[TO DO] Read the records and gather each line that includes "this".

◇ ◇ ◇ ◇ ◇

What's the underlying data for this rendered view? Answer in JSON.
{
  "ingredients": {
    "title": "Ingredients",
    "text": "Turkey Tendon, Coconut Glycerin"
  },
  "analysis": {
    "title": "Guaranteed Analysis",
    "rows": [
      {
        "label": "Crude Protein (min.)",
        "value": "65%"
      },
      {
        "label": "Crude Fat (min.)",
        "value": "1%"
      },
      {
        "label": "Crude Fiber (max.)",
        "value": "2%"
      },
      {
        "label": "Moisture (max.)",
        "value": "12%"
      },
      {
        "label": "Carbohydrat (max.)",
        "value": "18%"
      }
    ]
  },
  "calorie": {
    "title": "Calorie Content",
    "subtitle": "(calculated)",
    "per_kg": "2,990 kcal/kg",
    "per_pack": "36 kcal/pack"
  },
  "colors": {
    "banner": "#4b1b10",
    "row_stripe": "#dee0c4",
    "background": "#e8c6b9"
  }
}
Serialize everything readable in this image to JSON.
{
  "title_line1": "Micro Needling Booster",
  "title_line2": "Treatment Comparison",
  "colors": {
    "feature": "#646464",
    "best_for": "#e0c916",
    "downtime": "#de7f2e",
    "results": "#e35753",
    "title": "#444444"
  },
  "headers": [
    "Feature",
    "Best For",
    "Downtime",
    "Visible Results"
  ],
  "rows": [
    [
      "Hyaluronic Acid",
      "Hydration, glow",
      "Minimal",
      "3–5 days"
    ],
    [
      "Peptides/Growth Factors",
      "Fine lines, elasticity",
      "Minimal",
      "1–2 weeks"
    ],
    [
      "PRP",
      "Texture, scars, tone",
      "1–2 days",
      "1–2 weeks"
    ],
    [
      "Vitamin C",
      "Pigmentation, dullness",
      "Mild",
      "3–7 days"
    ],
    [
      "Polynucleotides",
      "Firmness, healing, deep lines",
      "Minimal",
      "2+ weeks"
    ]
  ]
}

◇ ◇ ◇ ◇ ◇

[TASK OUTPUT]
What's the underlying data for this rendered view? Answer in JSON.
Serialize everything readable in this image to JSON.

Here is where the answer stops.